▶ **EXTRACTED MATERIAL**
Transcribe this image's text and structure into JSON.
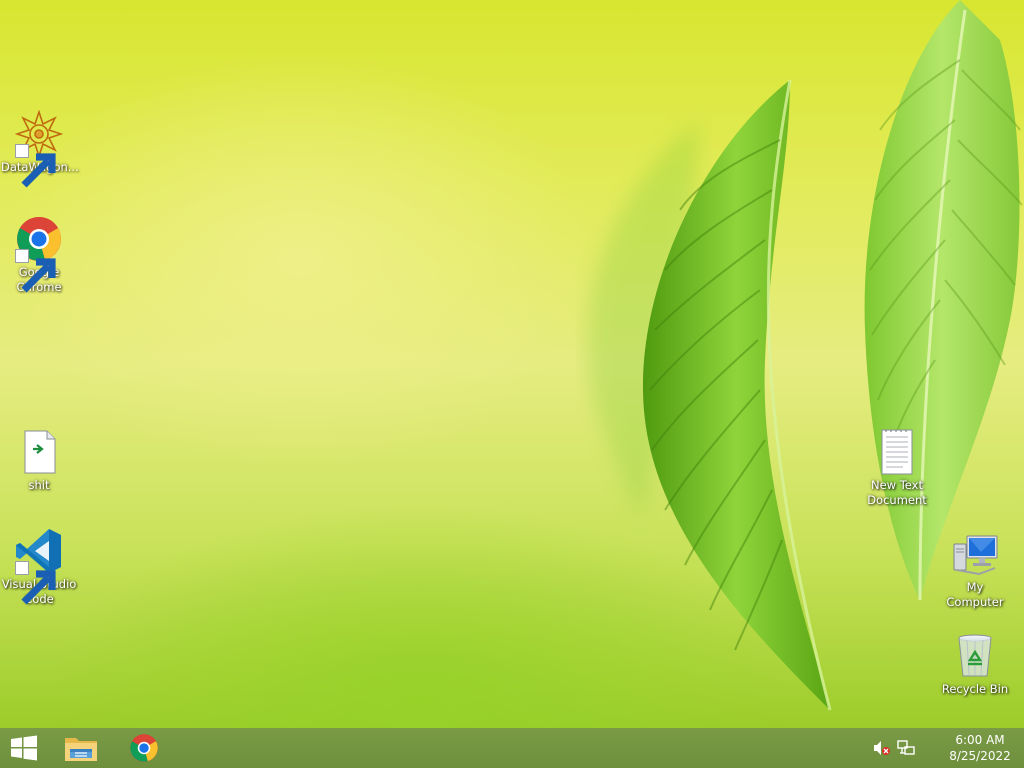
{
  "desktop": {
    "icons": [
      {
        "label": "DataWagon...",
        "icon": "datawagon-icon"
      },
      {
        "label": "Google Chrome",
        "icon": "chrome-icon"
      },
      {
        "label": "shit",
        "icon": "file-icon"
      },
      {
        "label": "Visual Studio Code",
        "icon": "vscode-icon"
      },
      {
        "label": "New Text Document",
        "icon": "text-document-icon"
      },
      {
        "label": "My Computer",
        "icon": "computer-icon"
      },
      {
        "label": "Recycle Bin",
        "icon": "recycle-bin-icon"
      }
    ]
  },
  "taskbar": {
    "start": {
      "icon": "windows-logo-icon"
    },
    "pinned": [
      {
        "icon": "file-explorer-icon"
      },
      {
        "icon": "chrome-icon"
      }
    ],
    "tray": [
      {
        "icon": "volume-muted-icon"
      },
      {
        "icon": "network-icon"
      }
    ],
    "clock": {
      "time": "6:00 AM",
      "date": "8/25/2022"
    }
  },
  "colors": {
    "wallpaper_top": "#d8e630",
    "wallpaper_bottom": "#9ccc2a",
    "taskbar": "#6e8f3c",
    "leaf": "#7ac21e"
  }
}
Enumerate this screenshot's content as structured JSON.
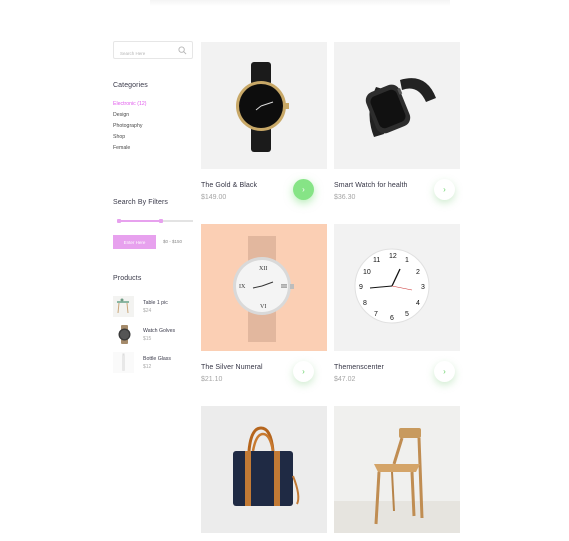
{
  "search": {
    "placeholder": "Search Here"
  },
  "categories": {
    "title": "Categories",
    "items": [
      "Electronic (12)",
      "Design",
      "Photography",
      "Shop",
      "Female"
    ]
  },
  "filter": {
    "title": "Search By Filters",
    "button_label": "Enter Here",
    "range_text": "$0 - $150"
  },
  "products_widget": {
    "title": "Products",
    "items": [
      {
        "name": "Table 1 pic",
        "price": "$24"
      },
      {
        "name": "Watch Golves",
        "price": "$15"
      },
      {
        "name": "Bottle Glass",
        "price": "$12"
      }
    ]
  },
  "grid": [
    {
      "title": "The Gold & Black",
      "price": "$149.00"
    },
    {
      "title": "Smart Watch for health",
      "price": "$36.30"
    },
    {
      "title": "The Silver Numeral",
      "price": "$21.10"
    },
    {
      "title": "Themenscenter",
      "price": "$47.02"
    }
  ],
  "colors": {
    "accent": "#e7a1ee",
    "active_category": "#e15bec",
    "green": "#86e486",
    "peach": "#fbcfb4"
  }
}
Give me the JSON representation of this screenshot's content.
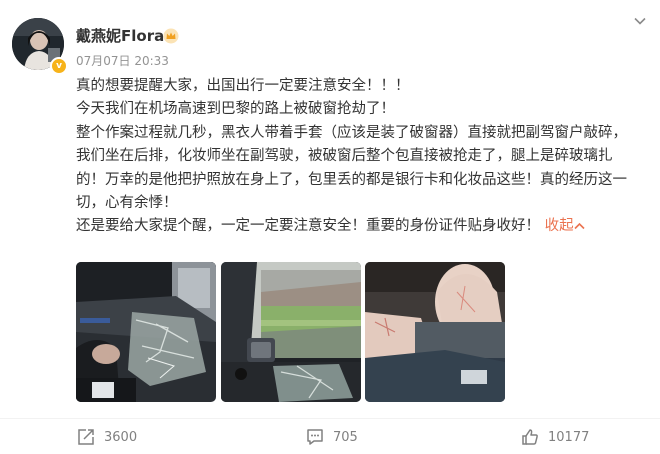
{
  "post": {
    "author": "戴燕妮Flora",
    "timestamp": "07月07日 20:33",
    "paragraphs": [
      "真的想要提醒大家，出国出行一定要注意安全！！！",
      "今天我们在机场高速到巴黎的路上被破窗抢劫了！",
      "整个作案过程就几秒，黑衣人带着手套（应该是装了破窗器）直接就把副驾窗户敲碎，我们坐在后排，化妆师坐在副驾驶，被破窗后整个包直接被抢走了，腿上是碎玻璃扎的！万幸的是他把护照放在身上了，包里丢的都是银行卡和化妆品这些！真的经历这一切，心有余悸！",
      "还是要给大家提个醒，一定一定要注意安全！重要的身份证件贴身收好！"
    ],
    "collapse_label": "收起"
  },
  "actions": {
    "repost_count": "3600",
    "comment_count": "705",
    "like_count": "10177"
  },
  "icons": {
    "verified": "verified-badge-icon",
    "crown": "crown-icon",
    "more": "chevron-down-icon",
    "repost": "repost-icon",
    "comment": "comment-icon",
    "like": "thumbs-up-icon"
  },
  "colors": {
    "collapse_link": "#eb7350",
    "meta_text": "#939393",
    "verified_badge": "#f7b31a"
  }
}
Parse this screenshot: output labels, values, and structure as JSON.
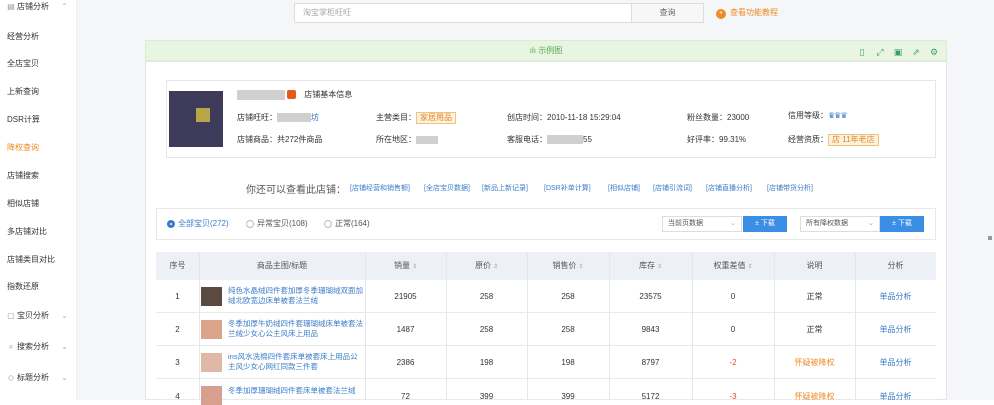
{
  "sidebar": {
    "items": [
      {
        "label": "店铺分析",
        "icon": "shop-icon",
        "chevron": "⌃",
        "top": 0
      },
      {
        "label": "经营分析"
      },
      {
        "label": "全店宝贝"
      },
      {
        "label": "上新查询"
      },
      {
        "label": "DSR计算"
      },
      {
        "label": "降权查询",
        "active": true
      },
      {
        "label": "店铺搜索"
      },
      {
        "label": "相似店铺"
      },
      {
        "label": "多店铺对比"
      },
      {
        "label": "店铺类目对比"
      },
      {
        "label": "指数还原"
      },
      {
        "label": "宝贝分析",
        "icon": "box-icon",
        "chevron": "⌄"
      },
      {
        "label": "搜索分析",
        "icon": "search-icon",
        "chevron": "⌄"
      },
      {
        "label": "标题分析",
        "icon": "tag-icon",
        "chevron": "⌄"
      }
    ]
  },
  "search": {
    "placeholder": "淘宝掌柜旺旺",
    "button": "查询",
    "tutorial": "查看功能教程",
    "tutorial_icon": "plus-circle-icon"
  },
  "example": {
    "label": "示例图",
    "icon": "bar-chart-icon"
  },
  "toolbar": {
    "icons": [
      "bookmark-icon",
      "expand-icon",
      "save-icon",
      "share-icon",
      "settings-icon"
    ],
    "glyphs": [
      "▯",
      "⤢",
      "▣",
      "⇗",
      "⚙"
    ]
  },
  "shop": {
    "basic_title": "店铺基本信息",
    "wangwang_label": "店铺旺旺：",
    "wangwang_value": "坊",
    "goods_label": "店铺商品：",
    "goods_value": "共272件商品",
    "category_label": "主营类目：",
    "category_value": "家居用品",
    "region_label": "所在地区：",
    "created_label": "创店时间：",
    "created_value": "2010-11-18 15:29:04",
    "service_label": "客服电话：",
    "service_value": "55",
    "fans_label": "粉丝数量：",
    "fans_value": "23000",
    "rating_label": "好评率：",
    "rating_value": "99.31%",
    "credit_label": "信用等级：",
    "qualify_label": "经营资质：",
    "qualify_value": "11年老店",
    "qualify_badge": "店"
  },
  "also": {
    "title": "你还可以查看此店铺：",
    "links": [
      "[店铺经营和销售额]",
      "[全店宝贝数据]",
      "[新品上新记录]",
      "[DSR补单计算]",
      "[相似店铺]",
      "[店铺引流词]",
      "[店铺直播分析]",
      "[店铺带货分析]"
    ]
  },
  "filters": {
    "radios": [
      "全部宝贝(272)",
      "异常宝贝(108)",
      "正常(164)"
    ],
    "select1": "当前页数据",
    "select2": "所有降权数据",
    "download": "± 下载"
  },
  "table": {
    "headers": [
      "序号",
      "商品主图/标题",
      "销量",
      "原价",
      "销售价",
      "库存",
      "权重差值",
      "说明",
      "分析"
    ],
    "rows": [
      {
        "no": "1",
        "title": "纯色水晶绒四件套加厚冬季珊瑚绒双面加绒北欧宽边床单被套法兰绒",
        "sales": "21905",
        "orig": "258",
        "price": "258",
        "stock": "23575",
        "weight": "0",
        "note": "正常",
        "action": "单品分析"
      },
      {
        "no": "2",
        "title": "冬季加厚牛奶绒四件套珊瑚绒床单被套法兰绒少女心公主风床上用品",
        "sales": "1487",
        "orig": "258",
        "price": "258",
        "stock": "9843",
        "weight": "0",
        "note": "正常",
        "action": "单品分析"
      },
      {
        "no": "3",
        "title": "ins风水洗棉四件套床单被套床上用品公主风少女心网红同款三件套",
        "sales": "2386",
        "orig": "198",
        "price": "198",
        "stock": "8797",
        "weight": "-2",
        "note": "怀疑被降权",
        "action": "单品分析"
      },
      {
        "no": "4",
        "title": "冬季加厚珊瑚绒四件套床单被套法兰绒",
        "sales": "72",
        "orig": "399",
        "price": "399",
        "stock": "5172",
        "weight": "-3",
        "note": "怀疑被降权",
        "action": "单品分析"
      }
    ]
  },
  "colors": {
    "accent": "#3a7cc9",
    "orange": "#f08a24",
    "negative": "#e24c2c",
    "green": "#52a84a"
  }
}
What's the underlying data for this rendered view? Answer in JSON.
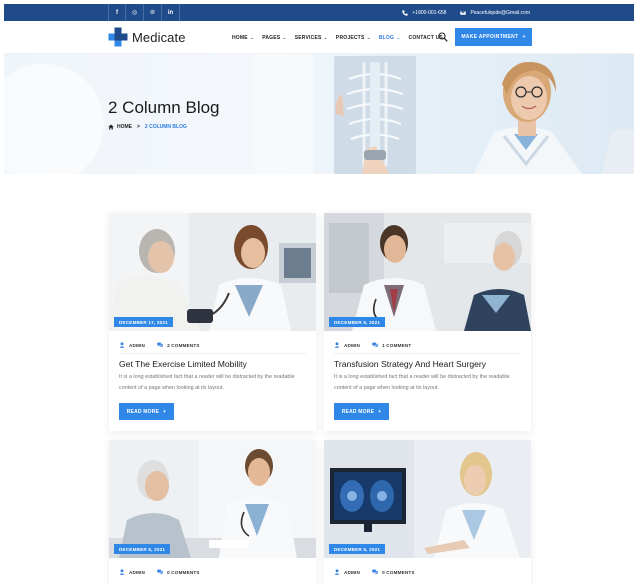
{
  "topbar": {
    "social": [
      {
        "icon": "facebook-icon",
        "glyph": "f"
      },
      {
        "icon": "instagram-icon",
        "glyph": "◎"
      },
      {
        "icon": "pinterest-icon",
        "glyph": "℗"
      },
      {
        "icon": "linkedin-icon",
        "glyph": "in"
      }
    ],
    "phone": "+1800-001-658",
    "email": "Peacefulqode@Gmail.com"
  },
  "nav": {
    "brand": "Medicate",
    "items": [
      {
        "label": "HOME",
        "dropdown": true
      },
      {
        "label": "PAGES",
        "dropdown": true
      },
      {
        "label": "SERVICES",
        "dropdown": true
      },
      {
        "label": "PROJECTS",
        "dropdown": true
      },
      {
        "label": "BLOG",
        "dropdown": true,
        "active": true
      },
      {
        "label": "CONTACT US",
        "dropdown": false
      }
    ],
    "cta_label": "MAKE APPOINTMENT",
    "cta_plus": "+"
  },
  "hero": {
    "title": "2 Column Blog",
    "crumb_home": "HOME",
    "crumb_sep": ">",
    "crumb_current": "2 COLUMN BLOG"
  },
  "posts": [
    {
      "date": "DECEMBER 17, 2021",
      "author": "ADMIN",
      "comments": "2 COMMENTS",
      "title": "Get The Exercise Limited Mobility",
      "excerpt": "It is a long established fact that a reader will be distracted by the readable content of a page when looking at its layout.",
      "button": "READ MORE",
      "button_plus": "+"
    },
    {
      "date": "DECEMBER 5, 2021",
      "author": "ADMIN",
      "comments": "1 COMMENT",
      "title": "Transfusion Strategy And Heart Surgery",
      "excerpt": "It is a long established fact that a reader will be distracted by the readable content of a page when looking at its layout.",
      "button": "READ MORE",
      "button_plus": "+"
    },
    {
      "date": "DECEMBER 5, 2021",
      "author": "ADMIN",
      "comments": "0 COMMENTS"
    },
    {
      "date": "DECEMBER 5, 2021",
      "author": "ADMIN",
      "comments": "0 COMMENTS"
    }
  ],
  "colors": {
    "topbar": "#1f4b8a",
    "accent": "#2f87e8",
    "active_link": "#2f7ee0"
  }
}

▶ **PROBLEM DESCRIPTION**
Which lines include the word "placeholder"? Copy every one of them.

▶ **CORRECT ANSWER**
    "placeholder": "Search Here"
    "placeholder": "淘宝掌柜旺旺",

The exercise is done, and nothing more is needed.